- Job -
Every line below that holds the string "dreje" should be copied out.

- Input records -
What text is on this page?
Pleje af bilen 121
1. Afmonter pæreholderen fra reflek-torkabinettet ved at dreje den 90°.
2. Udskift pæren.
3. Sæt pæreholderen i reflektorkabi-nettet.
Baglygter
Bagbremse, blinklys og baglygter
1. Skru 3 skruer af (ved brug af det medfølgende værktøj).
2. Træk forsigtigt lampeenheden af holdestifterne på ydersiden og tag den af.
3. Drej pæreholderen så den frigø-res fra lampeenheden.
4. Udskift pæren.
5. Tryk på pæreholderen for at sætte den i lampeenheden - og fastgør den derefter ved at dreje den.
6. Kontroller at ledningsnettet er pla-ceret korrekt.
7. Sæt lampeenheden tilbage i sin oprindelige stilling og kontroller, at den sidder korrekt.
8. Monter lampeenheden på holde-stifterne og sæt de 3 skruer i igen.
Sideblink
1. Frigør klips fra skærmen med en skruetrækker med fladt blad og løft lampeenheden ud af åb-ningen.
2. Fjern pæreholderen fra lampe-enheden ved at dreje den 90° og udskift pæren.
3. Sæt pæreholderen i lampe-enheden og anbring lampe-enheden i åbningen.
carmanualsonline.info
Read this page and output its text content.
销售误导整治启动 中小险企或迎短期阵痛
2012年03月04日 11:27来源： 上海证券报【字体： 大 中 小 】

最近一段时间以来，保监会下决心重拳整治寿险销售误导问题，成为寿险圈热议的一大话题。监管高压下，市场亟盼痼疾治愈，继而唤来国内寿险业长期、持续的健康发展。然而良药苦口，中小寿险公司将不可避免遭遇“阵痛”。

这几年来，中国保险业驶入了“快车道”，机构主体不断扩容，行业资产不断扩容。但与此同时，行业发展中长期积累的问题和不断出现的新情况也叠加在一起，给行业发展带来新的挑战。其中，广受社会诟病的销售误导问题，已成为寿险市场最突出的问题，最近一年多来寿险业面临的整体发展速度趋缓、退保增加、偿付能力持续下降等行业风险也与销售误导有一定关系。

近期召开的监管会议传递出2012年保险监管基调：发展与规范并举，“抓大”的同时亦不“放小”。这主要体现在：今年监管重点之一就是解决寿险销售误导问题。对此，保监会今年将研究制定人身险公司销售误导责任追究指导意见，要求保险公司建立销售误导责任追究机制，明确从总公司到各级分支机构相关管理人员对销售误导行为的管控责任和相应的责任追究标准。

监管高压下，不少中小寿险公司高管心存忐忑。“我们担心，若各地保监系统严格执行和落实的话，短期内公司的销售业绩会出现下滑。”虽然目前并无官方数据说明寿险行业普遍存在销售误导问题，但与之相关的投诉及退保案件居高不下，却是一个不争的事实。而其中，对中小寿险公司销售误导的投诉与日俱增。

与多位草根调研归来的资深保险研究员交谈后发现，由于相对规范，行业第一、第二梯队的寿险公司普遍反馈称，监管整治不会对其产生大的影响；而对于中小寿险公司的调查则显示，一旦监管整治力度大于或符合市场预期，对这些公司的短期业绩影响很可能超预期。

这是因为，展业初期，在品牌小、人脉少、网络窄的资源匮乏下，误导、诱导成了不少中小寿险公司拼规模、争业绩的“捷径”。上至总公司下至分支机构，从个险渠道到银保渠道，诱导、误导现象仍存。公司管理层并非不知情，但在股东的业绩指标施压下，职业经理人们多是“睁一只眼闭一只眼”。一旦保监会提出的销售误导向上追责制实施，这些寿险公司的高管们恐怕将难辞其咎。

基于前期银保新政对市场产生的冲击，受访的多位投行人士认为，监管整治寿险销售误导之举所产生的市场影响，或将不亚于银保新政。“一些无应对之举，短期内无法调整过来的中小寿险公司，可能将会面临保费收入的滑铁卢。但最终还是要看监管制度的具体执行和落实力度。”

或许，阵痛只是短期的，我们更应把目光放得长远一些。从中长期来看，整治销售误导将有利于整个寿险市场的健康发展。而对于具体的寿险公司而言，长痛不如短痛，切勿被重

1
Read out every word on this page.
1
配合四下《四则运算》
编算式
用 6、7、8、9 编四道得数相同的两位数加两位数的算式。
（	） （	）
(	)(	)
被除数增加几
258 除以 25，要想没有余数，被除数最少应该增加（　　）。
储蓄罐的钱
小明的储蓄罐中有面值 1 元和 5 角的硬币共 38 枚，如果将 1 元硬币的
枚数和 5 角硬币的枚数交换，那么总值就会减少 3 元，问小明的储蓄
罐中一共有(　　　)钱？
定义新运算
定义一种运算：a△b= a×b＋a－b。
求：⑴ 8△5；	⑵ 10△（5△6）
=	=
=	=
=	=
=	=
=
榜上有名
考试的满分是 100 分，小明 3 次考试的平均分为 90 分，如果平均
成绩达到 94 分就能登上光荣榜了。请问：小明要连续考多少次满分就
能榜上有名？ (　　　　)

* * *

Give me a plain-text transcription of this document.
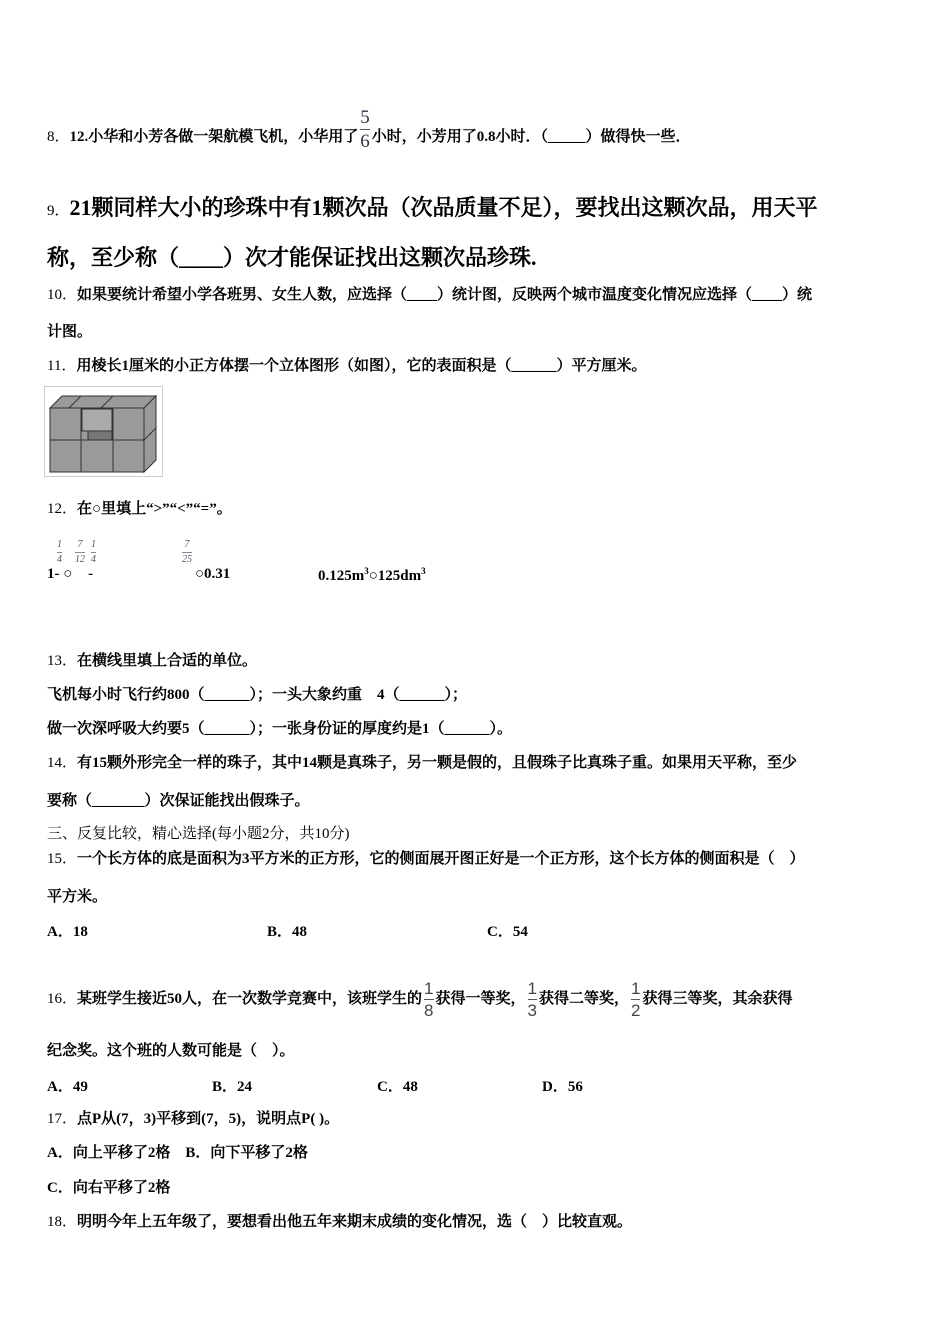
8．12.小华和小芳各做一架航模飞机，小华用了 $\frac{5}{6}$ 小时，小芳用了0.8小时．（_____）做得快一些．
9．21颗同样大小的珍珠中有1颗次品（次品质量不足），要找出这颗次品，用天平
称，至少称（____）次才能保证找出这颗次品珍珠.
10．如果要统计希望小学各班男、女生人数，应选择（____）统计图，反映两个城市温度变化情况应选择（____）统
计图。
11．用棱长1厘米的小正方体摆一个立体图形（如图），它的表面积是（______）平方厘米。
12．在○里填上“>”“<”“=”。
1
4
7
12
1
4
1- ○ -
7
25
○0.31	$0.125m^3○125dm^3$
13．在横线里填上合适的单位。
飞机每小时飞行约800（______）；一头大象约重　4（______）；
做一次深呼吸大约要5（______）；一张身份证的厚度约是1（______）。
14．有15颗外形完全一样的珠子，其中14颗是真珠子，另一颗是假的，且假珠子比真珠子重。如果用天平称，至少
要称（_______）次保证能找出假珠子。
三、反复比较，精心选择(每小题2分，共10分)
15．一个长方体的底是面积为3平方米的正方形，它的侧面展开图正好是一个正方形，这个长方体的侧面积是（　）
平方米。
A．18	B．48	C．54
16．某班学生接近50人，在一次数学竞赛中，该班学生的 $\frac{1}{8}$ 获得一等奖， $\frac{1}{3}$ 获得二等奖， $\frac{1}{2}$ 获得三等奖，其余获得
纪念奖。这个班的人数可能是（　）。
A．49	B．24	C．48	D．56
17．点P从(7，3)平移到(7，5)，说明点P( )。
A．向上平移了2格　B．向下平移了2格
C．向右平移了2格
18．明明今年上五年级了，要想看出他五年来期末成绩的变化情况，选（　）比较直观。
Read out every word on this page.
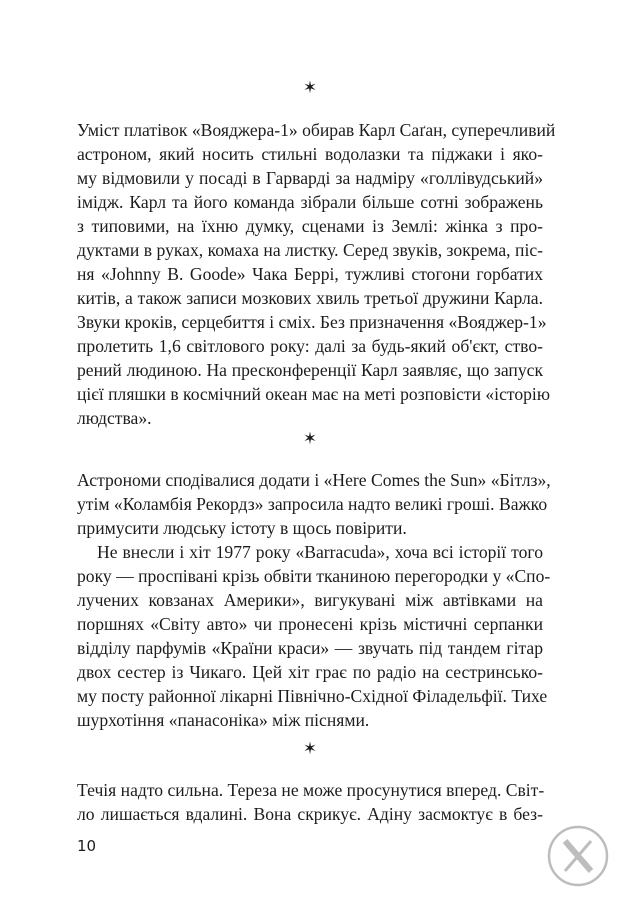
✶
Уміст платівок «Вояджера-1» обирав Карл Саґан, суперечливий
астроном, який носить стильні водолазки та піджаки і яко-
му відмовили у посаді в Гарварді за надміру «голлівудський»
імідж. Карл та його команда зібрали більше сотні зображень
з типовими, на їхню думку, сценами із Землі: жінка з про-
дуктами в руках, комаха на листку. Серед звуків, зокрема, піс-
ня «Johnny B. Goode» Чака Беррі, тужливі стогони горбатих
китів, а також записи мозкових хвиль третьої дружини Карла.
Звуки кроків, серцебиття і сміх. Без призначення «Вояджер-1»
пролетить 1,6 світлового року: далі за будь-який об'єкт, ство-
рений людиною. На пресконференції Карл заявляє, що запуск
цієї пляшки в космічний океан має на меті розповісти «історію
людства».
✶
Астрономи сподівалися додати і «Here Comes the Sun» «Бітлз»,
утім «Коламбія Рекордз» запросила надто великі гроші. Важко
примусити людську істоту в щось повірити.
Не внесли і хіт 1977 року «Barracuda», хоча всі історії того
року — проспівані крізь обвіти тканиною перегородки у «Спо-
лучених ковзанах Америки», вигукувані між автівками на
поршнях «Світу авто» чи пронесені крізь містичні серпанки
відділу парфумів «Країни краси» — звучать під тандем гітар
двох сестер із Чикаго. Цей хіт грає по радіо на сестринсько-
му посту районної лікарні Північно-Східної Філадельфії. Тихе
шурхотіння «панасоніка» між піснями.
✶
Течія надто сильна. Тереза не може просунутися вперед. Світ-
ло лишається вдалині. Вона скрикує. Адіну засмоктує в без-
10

==

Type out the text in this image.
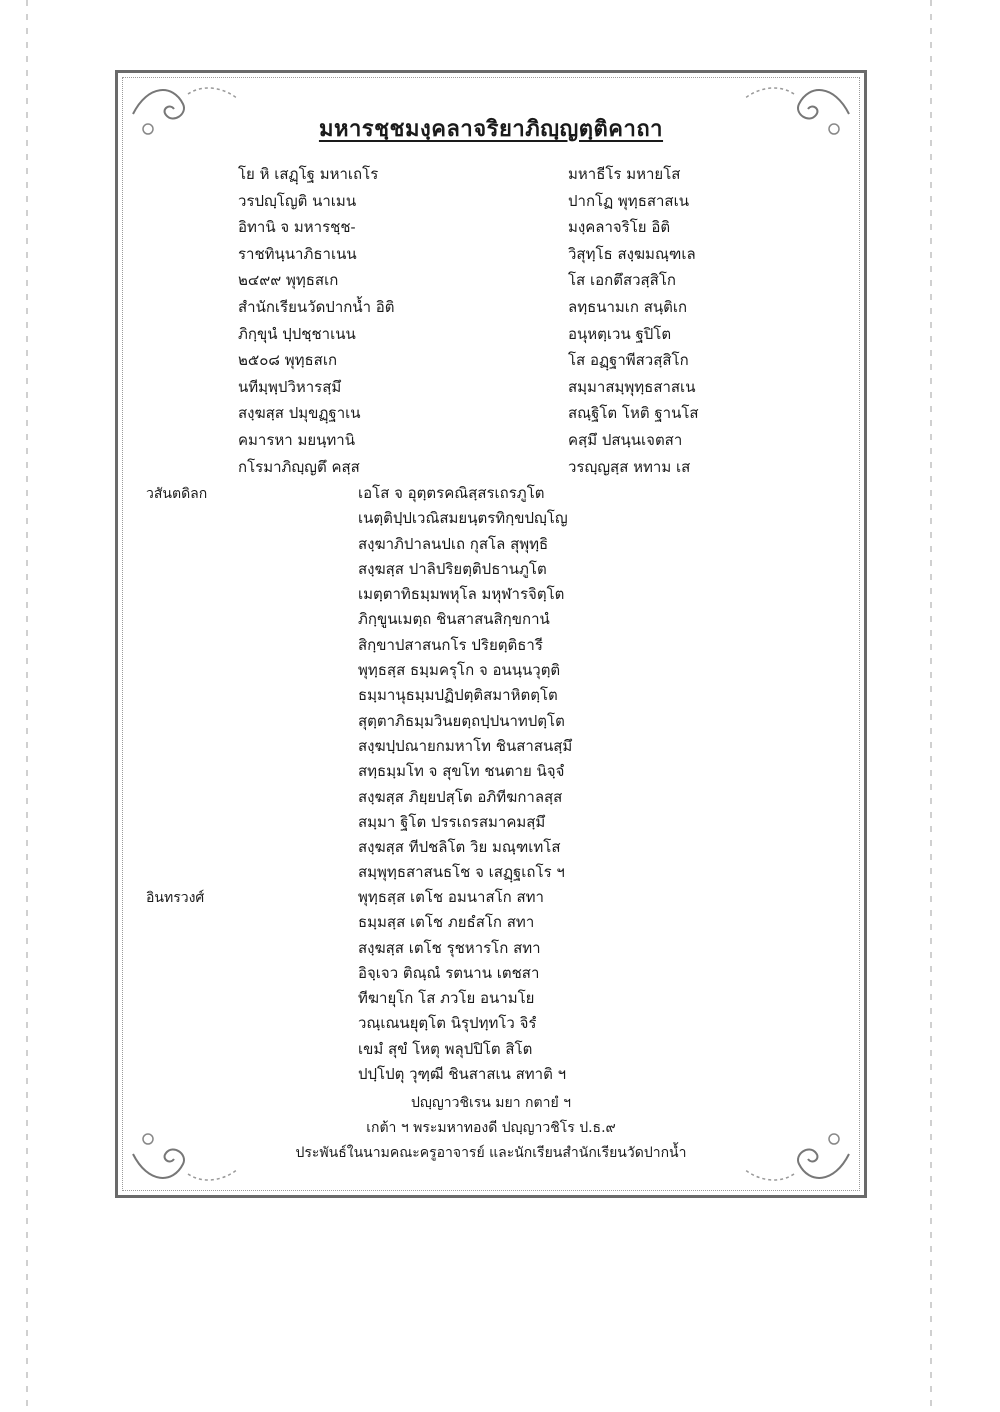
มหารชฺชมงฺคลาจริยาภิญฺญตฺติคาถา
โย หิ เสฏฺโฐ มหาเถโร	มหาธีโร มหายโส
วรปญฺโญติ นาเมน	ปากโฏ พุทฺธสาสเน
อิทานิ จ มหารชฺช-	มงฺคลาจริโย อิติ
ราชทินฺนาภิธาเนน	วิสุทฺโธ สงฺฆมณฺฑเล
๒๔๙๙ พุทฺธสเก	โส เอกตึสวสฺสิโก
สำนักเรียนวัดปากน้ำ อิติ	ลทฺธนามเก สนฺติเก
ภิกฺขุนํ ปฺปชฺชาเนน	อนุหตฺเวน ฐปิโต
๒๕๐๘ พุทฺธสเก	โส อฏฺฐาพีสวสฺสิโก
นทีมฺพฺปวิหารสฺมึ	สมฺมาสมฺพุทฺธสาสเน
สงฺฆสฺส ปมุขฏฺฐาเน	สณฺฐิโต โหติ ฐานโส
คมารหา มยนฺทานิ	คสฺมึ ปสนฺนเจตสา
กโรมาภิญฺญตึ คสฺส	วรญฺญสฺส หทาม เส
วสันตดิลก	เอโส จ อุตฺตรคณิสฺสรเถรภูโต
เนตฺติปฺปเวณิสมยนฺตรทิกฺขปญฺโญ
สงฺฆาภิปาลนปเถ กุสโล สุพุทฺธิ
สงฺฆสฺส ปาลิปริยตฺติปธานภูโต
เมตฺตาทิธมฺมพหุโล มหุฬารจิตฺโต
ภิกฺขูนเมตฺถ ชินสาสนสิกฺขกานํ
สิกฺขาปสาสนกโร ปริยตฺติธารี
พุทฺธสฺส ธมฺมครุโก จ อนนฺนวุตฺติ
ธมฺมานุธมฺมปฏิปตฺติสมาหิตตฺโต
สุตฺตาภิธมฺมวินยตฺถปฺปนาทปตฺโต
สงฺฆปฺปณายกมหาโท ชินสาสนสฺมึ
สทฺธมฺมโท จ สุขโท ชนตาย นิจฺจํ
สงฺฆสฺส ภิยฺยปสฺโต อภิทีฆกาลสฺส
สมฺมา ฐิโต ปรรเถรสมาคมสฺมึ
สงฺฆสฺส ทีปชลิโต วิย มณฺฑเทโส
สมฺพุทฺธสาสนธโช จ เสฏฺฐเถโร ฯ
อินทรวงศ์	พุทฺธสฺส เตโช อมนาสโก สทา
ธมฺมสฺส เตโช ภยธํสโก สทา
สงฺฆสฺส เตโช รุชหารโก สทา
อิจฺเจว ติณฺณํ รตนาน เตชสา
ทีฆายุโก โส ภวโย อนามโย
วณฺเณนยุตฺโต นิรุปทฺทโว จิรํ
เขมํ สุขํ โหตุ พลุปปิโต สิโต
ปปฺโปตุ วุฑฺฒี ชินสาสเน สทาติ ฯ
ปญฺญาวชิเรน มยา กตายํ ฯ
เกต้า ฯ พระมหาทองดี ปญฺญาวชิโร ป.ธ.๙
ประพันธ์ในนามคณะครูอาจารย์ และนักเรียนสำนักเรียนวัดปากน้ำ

- Solution to this task -
1. Afmonter pæreholderen fra reflek-torkabinettet ved at dreje den 90°.
5. Tryk på pæreholderen for at sætte den i lampeenheden - og fastgør den derefter ved at dreje den.
2. Fjern pæreholderen fra lampe-enheden ved at dreje den 90° og udskift pæren.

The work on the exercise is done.